- _The exercise_
Print the data exactly as it is given, please.

*****

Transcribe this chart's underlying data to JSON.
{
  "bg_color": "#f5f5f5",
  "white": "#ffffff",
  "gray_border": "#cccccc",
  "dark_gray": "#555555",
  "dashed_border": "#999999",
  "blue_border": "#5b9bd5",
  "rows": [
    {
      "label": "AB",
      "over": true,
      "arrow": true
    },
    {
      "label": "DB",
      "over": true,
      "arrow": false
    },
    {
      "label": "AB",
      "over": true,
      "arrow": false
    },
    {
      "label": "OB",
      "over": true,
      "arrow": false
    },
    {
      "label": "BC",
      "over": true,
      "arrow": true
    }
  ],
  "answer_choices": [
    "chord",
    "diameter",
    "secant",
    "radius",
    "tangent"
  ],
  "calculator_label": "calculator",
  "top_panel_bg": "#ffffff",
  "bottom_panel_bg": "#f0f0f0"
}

*****

- _Response below_
Transcribe this chart's underlying data to JSON.
{
  "bg_color": "#f5f5f5",
  "white": "#ffffff",
  "gray_border": "#cccccc",
  "dark_gray": "#555555",
  "dashed_border": "#999999",
  "blue_border": "#5b9bd5",
  "rows": [
    {
      "label": "AB",
      "over": true,
      "arrow": true
    },
    {
      "label": "DB",
      "over": true,
      "arrow": false
    },
    {
      "label": "AB",
      "over": true,
      "arrow": false
    },
    {
      "label": "OB",
      "over": true,
      "arrow": false
    },
    {
      "label": "BC",
      "over": true,
      "arrow": true
    }
  ],
  "answer_choices": [
    "chord",
    "diameter",
    "secant",
    "radius",
    "tangent"
  ],
  "calculator_label": "calculator",
  "top_panel_bg": "#ffffff",
  "bottom_panel_bg": "#f0f0f0"
}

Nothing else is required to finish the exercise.